Stated exercise:
Find how many lines hold the word "icon" and give that number only.

— begin —

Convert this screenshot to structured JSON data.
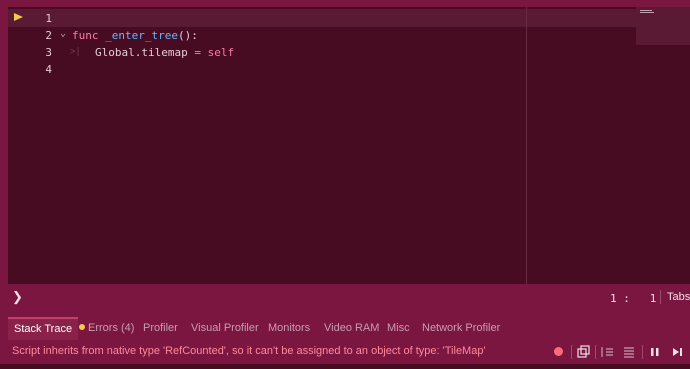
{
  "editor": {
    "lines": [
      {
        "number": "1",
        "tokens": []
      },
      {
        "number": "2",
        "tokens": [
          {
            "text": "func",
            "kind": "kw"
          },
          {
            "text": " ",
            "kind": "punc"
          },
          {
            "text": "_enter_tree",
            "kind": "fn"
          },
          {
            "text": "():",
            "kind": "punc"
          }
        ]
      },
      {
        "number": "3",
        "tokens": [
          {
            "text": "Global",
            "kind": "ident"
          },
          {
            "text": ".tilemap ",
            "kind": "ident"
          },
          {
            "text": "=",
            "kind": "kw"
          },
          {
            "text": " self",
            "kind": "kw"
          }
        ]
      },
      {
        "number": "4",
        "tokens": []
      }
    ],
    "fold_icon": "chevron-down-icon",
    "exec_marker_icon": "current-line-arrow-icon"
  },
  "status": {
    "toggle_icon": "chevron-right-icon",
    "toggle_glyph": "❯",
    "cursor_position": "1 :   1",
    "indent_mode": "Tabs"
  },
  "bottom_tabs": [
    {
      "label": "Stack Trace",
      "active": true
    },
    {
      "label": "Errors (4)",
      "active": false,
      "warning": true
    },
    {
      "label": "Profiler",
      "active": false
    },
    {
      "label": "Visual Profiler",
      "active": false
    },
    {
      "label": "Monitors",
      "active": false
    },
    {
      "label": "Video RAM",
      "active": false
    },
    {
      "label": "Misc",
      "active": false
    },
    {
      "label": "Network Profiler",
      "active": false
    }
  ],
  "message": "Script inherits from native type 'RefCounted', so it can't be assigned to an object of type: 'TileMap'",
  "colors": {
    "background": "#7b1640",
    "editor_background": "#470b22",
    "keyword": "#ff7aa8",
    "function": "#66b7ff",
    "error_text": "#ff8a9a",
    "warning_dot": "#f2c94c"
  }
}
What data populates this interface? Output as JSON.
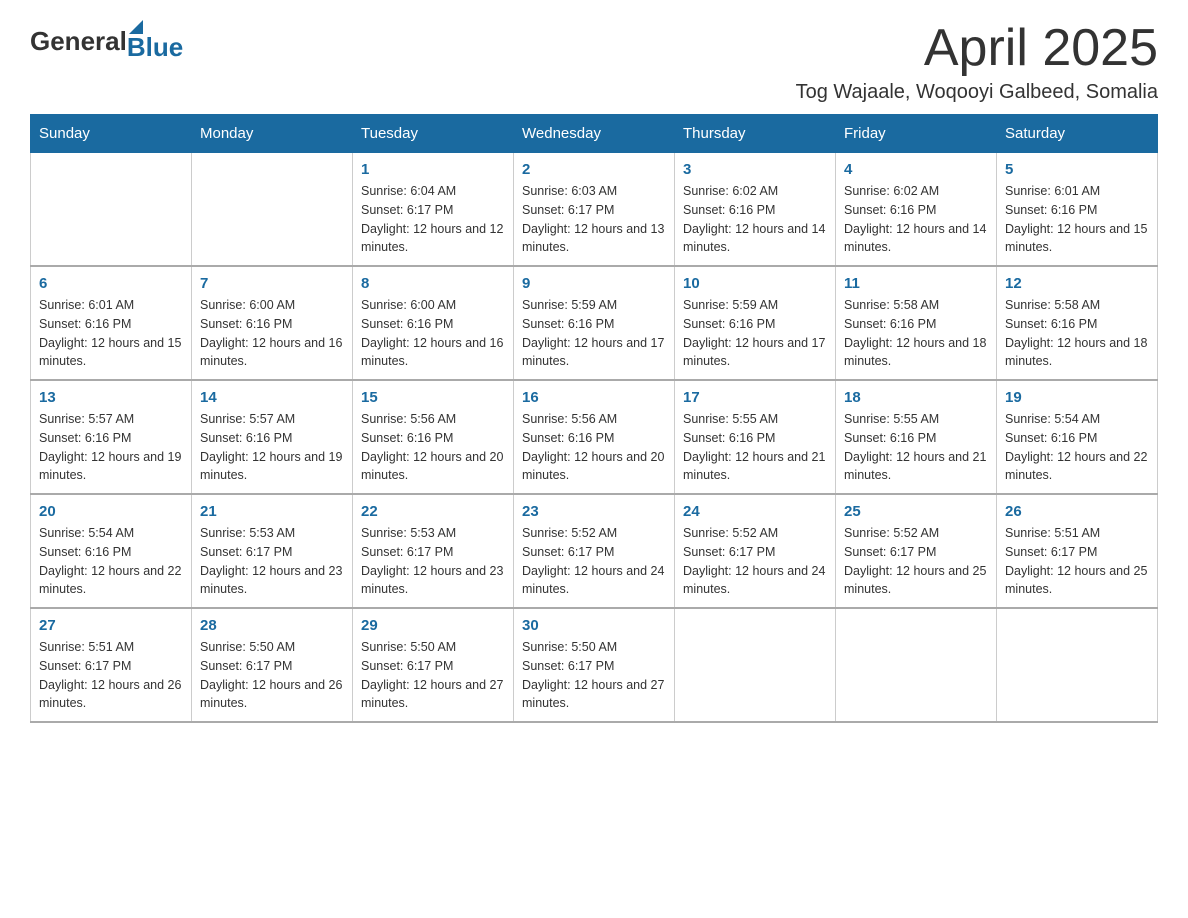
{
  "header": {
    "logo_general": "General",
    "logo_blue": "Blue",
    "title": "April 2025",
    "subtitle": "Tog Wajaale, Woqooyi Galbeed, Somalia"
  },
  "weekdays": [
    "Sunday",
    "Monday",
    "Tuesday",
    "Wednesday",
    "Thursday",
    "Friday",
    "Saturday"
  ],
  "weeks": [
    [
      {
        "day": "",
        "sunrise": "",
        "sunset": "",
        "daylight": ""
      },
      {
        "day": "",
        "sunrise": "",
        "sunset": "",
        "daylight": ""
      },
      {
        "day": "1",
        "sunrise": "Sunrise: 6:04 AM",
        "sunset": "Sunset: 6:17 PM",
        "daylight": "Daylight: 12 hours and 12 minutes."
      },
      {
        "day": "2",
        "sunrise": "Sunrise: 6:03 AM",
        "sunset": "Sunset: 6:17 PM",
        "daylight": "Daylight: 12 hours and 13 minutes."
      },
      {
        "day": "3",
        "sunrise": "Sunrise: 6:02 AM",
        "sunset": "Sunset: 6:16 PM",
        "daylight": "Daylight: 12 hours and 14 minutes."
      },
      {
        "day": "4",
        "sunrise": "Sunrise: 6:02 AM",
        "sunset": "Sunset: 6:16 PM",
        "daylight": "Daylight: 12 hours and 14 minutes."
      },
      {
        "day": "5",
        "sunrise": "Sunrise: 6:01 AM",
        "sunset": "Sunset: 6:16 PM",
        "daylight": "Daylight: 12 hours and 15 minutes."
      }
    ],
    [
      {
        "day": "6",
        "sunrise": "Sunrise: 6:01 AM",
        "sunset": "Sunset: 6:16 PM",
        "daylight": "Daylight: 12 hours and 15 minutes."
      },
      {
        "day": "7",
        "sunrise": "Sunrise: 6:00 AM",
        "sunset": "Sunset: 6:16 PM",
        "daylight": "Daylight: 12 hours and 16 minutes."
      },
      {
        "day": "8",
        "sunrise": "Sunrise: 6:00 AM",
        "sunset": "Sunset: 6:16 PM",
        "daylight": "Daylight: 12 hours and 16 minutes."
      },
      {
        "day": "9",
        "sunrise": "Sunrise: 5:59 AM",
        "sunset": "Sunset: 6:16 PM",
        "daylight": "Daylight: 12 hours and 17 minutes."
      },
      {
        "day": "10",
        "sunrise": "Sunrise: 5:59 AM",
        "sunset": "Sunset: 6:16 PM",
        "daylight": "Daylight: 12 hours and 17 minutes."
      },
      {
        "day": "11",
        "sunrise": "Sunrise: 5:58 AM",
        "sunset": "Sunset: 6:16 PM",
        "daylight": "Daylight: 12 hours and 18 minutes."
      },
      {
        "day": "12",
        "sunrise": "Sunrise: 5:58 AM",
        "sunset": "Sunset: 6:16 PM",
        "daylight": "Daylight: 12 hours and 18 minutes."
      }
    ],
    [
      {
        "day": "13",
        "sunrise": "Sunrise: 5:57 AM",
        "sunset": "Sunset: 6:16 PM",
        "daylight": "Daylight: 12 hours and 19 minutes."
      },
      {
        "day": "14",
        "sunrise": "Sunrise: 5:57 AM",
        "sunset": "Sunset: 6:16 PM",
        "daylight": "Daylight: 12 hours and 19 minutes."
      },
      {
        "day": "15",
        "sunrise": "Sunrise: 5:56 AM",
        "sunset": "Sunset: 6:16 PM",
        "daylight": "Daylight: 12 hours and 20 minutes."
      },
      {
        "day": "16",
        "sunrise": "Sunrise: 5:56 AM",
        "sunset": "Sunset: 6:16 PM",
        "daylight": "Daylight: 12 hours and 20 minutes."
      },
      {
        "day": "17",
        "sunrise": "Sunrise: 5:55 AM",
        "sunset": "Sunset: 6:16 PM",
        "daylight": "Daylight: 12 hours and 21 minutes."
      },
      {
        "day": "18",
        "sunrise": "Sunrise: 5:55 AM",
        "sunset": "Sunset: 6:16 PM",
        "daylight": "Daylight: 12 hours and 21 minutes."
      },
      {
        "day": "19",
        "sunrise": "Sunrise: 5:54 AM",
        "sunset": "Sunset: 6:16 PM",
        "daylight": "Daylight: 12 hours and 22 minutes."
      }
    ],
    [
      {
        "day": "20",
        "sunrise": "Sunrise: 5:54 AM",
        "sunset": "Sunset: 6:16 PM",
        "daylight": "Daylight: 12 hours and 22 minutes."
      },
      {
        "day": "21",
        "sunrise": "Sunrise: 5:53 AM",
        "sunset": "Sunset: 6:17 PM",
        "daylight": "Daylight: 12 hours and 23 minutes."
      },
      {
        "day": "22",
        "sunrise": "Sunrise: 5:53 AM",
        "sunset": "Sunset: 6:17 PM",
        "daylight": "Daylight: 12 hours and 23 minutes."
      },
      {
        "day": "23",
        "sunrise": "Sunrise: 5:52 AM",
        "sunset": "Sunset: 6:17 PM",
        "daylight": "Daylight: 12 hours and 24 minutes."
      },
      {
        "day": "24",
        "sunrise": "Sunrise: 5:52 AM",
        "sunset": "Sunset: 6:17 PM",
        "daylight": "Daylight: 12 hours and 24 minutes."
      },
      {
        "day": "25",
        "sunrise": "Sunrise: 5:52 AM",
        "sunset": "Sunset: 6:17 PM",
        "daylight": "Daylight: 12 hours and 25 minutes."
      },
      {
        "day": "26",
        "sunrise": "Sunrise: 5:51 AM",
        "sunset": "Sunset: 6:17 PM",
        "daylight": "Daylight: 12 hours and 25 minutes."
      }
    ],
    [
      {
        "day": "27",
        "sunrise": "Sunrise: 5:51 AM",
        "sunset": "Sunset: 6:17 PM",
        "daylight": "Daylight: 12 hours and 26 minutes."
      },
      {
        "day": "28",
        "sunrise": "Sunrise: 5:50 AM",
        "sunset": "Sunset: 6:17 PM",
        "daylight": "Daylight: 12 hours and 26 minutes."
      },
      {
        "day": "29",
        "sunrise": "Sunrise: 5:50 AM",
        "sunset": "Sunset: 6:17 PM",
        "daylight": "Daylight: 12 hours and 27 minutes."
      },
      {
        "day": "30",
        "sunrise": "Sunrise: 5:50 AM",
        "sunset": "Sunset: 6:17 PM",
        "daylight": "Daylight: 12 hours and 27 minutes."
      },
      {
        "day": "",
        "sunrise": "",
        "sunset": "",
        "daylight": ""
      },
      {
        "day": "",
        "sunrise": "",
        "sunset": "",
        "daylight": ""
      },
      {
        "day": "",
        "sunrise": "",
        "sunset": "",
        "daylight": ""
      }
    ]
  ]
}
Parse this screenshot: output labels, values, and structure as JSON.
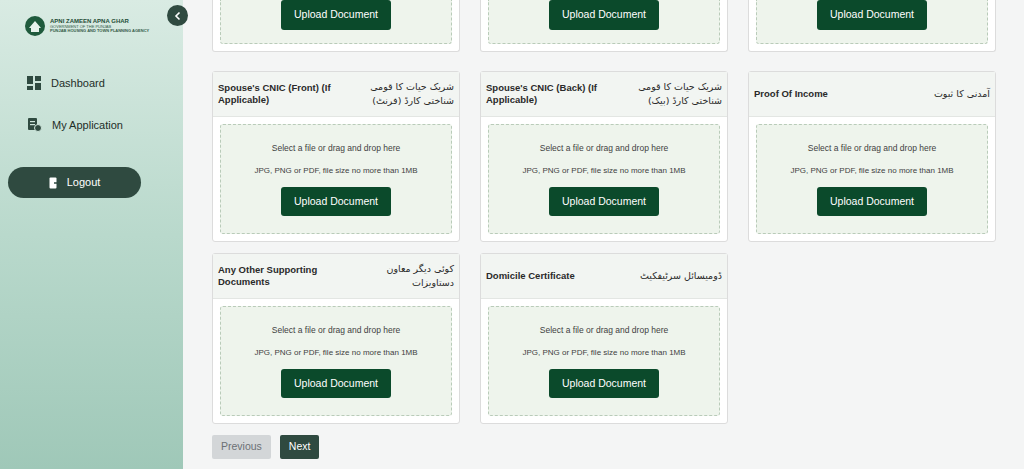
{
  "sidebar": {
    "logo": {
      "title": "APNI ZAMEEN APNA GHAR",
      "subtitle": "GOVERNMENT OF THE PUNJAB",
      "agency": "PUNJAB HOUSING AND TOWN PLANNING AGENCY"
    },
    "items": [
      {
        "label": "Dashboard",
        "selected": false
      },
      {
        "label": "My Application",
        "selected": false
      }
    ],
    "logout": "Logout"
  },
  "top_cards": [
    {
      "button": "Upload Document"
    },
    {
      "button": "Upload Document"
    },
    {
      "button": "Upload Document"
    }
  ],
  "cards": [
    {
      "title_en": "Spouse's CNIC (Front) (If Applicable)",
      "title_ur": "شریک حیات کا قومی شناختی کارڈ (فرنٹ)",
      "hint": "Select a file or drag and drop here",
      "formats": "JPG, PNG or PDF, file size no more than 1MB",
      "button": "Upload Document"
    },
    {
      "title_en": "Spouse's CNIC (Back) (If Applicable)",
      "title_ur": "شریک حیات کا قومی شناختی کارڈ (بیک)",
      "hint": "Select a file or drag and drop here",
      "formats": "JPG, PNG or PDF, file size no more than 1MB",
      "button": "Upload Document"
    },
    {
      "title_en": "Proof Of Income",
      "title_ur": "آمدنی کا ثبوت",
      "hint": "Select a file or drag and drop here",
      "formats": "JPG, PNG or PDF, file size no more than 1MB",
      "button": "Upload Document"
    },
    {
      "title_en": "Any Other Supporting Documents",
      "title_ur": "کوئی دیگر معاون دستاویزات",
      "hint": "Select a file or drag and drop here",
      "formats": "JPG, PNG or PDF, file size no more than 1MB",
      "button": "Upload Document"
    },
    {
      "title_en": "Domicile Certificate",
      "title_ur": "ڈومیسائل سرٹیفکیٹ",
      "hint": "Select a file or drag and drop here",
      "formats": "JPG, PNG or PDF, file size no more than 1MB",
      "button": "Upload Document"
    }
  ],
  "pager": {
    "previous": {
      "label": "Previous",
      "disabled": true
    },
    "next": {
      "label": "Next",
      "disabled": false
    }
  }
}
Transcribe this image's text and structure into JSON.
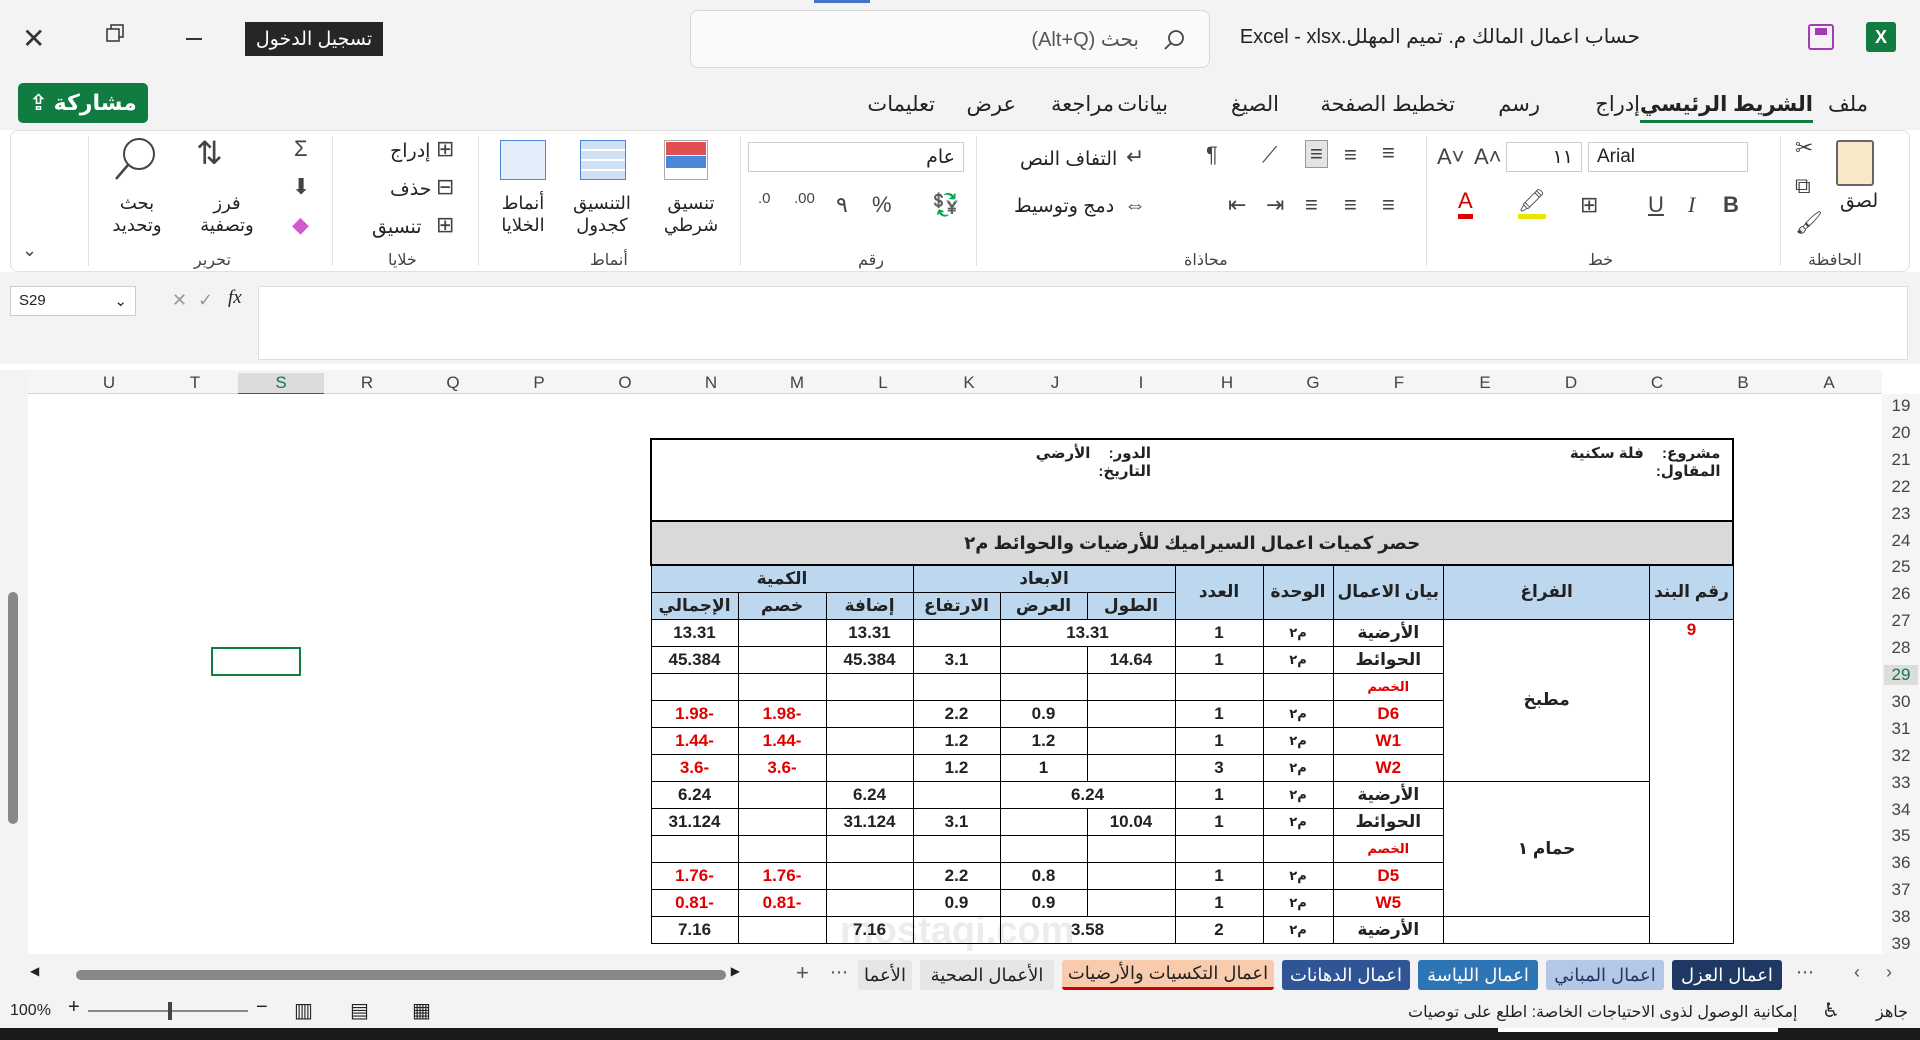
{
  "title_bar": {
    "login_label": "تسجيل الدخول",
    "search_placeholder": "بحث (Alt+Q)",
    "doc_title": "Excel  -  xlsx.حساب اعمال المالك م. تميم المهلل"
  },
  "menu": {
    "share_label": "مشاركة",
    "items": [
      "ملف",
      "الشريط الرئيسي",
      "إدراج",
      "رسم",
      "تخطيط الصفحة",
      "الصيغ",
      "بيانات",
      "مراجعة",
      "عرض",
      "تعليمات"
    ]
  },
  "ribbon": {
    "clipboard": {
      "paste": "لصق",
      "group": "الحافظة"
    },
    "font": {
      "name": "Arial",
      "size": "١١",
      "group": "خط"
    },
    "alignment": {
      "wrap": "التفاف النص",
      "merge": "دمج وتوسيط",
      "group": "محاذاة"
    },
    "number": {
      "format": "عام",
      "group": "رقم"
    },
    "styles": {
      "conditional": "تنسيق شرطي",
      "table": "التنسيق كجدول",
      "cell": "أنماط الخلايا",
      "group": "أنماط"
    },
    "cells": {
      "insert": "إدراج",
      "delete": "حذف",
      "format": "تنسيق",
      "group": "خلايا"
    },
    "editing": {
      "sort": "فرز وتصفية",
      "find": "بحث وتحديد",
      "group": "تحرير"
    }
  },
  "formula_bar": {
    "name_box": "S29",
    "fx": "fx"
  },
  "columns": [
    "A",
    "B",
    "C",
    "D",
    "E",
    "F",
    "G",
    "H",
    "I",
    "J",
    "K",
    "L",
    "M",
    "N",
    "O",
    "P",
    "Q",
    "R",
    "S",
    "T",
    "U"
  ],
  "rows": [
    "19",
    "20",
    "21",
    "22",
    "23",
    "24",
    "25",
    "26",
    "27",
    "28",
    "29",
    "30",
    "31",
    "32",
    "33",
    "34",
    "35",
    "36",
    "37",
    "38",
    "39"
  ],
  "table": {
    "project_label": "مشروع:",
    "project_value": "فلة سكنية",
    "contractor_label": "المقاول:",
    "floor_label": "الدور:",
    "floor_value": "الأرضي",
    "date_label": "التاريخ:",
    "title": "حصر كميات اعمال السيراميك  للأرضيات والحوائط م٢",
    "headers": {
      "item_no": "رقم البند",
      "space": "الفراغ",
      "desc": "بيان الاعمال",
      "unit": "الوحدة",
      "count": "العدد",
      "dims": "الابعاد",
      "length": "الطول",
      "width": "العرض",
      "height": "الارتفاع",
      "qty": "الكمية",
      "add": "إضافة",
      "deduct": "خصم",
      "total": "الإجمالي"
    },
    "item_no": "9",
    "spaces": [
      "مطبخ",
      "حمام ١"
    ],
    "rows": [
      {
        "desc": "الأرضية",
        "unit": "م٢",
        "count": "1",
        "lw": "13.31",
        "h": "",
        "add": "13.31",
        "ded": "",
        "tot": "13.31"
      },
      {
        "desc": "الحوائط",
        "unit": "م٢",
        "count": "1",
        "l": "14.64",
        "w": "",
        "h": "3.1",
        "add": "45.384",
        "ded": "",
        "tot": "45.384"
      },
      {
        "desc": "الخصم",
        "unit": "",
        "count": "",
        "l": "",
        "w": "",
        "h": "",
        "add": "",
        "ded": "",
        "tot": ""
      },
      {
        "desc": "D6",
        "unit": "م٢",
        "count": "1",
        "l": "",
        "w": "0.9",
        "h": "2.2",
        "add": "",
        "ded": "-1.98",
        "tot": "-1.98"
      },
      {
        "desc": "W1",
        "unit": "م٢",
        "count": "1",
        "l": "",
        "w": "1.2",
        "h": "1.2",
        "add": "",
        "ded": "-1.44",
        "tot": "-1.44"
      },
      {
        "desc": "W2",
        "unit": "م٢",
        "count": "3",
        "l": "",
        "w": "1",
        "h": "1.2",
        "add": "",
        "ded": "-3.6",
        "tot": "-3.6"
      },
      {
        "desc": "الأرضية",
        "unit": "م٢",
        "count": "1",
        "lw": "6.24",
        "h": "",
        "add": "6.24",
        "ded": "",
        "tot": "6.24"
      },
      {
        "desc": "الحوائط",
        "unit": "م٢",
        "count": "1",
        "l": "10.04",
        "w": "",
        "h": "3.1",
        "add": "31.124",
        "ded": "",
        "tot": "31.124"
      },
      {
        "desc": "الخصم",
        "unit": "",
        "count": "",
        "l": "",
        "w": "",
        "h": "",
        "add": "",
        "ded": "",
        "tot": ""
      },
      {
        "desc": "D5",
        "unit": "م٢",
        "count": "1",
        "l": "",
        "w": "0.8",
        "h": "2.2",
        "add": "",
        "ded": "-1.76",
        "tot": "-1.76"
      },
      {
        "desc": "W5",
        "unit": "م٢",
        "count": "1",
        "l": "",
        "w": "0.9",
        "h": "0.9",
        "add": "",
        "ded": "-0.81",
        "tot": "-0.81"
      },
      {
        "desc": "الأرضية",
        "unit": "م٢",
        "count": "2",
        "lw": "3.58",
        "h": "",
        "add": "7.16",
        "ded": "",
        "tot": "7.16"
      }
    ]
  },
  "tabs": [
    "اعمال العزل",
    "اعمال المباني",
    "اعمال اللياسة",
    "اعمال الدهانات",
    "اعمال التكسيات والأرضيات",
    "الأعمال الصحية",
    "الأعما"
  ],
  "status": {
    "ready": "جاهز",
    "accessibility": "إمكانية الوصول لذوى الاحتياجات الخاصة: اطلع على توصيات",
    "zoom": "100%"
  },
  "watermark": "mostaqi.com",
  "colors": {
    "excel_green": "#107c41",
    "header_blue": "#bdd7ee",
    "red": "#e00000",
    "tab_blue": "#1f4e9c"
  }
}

— end —

Finished task:
3